**Your task:** Report every line below that holds the word "more".

###

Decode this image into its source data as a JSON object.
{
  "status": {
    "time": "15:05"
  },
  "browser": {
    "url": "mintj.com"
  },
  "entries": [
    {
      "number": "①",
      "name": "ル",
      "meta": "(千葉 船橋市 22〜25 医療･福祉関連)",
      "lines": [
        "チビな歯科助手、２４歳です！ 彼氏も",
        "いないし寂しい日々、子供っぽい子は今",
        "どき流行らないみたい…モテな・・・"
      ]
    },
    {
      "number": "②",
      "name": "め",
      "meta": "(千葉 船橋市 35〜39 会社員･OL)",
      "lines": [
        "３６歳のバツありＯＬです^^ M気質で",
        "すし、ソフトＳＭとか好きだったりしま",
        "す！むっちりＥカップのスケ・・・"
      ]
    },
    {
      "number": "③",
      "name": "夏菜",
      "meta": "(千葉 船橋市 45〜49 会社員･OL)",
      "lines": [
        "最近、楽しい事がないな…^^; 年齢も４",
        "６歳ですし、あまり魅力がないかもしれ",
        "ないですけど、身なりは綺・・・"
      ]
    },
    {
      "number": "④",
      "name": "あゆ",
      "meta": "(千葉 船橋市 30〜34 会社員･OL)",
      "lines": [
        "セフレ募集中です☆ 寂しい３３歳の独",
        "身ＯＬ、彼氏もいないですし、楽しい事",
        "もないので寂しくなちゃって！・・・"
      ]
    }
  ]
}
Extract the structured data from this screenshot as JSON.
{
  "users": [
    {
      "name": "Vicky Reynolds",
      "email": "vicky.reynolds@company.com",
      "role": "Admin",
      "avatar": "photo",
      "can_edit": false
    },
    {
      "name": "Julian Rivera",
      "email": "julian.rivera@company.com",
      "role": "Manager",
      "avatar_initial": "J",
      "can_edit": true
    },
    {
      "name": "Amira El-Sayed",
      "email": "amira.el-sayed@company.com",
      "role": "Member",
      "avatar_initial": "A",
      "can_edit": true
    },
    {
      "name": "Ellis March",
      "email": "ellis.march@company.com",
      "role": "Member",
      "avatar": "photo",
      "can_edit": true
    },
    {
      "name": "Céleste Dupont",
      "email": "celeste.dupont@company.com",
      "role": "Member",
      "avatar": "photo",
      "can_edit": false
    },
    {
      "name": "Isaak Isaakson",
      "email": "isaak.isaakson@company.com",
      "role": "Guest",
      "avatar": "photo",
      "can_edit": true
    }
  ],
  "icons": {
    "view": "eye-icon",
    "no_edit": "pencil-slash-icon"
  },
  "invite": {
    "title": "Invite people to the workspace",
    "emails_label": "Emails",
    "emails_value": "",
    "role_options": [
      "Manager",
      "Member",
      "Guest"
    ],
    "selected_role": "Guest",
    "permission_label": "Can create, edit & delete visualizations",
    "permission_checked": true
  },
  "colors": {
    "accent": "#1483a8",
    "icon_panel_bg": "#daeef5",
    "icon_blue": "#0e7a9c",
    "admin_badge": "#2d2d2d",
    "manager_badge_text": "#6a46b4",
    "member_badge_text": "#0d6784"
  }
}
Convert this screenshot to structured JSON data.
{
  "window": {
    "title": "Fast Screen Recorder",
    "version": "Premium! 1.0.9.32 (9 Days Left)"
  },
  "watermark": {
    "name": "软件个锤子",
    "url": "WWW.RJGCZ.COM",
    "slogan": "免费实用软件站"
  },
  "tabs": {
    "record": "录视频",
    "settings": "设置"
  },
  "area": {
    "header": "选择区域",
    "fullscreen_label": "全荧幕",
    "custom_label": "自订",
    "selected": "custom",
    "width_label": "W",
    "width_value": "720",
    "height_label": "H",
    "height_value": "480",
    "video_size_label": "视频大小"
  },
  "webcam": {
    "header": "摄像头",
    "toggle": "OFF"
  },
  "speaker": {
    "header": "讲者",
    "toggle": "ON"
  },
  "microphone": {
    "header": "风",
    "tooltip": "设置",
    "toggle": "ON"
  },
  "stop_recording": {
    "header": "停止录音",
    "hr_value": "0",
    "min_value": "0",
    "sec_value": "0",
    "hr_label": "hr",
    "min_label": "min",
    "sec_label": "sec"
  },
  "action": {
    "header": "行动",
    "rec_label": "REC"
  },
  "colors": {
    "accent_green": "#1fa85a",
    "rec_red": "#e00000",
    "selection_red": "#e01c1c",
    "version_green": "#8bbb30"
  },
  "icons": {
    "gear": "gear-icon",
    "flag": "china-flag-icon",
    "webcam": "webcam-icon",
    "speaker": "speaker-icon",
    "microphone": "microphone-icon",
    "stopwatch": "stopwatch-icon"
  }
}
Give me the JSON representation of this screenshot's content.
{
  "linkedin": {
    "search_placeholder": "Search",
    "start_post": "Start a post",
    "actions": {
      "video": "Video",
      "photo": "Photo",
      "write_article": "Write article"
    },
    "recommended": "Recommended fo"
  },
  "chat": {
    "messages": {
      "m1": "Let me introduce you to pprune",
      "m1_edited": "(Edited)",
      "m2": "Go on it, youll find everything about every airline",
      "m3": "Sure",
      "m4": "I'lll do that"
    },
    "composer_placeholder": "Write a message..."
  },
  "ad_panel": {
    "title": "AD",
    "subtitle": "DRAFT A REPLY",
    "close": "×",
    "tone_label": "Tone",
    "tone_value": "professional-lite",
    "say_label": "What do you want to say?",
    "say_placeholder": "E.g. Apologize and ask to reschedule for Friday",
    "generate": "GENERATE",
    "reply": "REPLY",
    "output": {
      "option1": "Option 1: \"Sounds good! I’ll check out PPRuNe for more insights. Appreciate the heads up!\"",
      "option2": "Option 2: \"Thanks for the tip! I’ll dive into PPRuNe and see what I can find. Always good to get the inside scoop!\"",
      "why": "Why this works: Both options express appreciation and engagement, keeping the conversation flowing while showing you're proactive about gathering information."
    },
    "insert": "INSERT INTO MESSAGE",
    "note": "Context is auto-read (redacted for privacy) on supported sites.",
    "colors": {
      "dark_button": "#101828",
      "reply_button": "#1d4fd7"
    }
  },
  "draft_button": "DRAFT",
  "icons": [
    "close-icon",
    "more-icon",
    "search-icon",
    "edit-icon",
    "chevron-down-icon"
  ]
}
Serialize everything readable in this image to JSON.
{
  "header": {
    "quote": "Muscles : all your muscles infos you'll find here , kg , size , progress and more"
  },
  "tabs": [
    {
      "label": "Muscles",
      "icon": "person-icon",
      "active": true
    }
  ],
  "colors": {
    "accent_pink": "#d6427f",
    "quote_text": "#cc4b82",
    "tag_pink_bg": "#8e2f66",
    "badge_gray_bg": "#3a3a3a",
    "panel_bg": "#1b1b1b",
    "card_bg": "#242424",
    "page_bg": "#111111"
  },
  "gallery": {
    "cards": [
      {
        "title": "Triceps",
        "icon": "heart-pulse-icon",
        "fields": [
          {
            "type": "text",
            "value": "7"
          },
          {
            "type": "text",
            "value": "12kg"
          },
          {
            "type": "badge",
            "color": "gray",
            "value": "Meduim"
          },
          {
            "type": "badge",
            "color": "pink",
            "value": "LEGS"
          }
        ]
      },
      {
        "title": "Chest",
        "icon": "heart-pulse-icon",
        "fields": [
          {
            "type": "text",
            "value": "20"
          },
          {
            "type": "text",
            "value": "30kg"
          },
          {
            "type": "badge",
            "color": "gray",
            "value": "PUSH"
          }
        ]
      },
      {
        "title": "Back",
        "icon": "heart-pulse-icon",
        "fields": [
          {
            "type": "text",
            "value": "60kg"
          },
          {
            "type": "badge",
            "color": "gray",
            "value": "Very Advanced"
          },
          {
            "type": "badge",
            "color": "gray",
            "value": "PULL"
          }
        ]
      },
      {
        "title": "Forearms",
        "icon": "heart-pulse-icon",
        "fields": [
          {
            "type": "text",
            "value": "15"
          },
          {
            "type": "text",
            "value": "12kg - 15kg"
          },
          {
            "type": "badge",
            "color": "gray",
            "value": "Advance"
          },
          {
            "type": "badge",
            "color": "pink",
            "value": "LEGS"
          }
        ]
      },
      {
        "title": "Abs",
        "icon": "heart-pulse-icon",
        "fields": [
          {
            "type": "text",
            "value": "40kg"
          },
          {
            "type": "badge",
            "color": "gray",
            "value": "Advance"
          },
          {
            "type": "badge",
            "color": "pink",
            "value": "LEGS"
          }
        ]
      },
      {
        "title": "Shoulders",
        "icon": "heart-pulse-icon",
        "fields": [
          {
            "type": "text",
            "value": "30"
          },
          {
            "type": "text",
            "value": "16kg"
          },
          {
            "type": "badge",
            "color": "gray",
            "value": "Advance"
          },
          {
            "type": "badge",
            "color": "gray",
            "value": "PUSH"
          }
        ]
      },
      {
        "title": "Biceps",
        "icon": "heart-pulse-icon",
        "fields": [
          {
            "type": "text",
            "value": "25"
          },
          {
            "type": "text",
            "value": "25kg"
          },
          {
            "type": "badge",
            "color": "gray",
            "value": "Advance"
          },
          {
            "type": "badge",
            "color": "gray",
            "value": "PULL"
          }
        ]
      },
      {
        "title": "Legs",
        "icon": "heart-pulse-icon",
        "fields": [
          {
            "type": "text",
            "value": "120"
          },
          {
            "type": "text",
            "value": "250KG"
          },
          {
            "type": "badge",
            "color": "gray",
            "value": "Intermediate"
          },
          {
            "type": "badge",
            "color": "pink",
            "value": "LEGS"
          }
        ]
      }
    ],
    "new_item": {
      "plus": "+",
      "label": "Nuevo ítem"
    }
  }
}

###

**Result:**
      "option1": "Option 1: \"Sounds good! I’ll check out PPRuNe for more insights. Appreciate the heads up!\"",
    "more-icon",
    "quote": "Muscles : all your muscles infos you'll find here , kg , size , progress and more"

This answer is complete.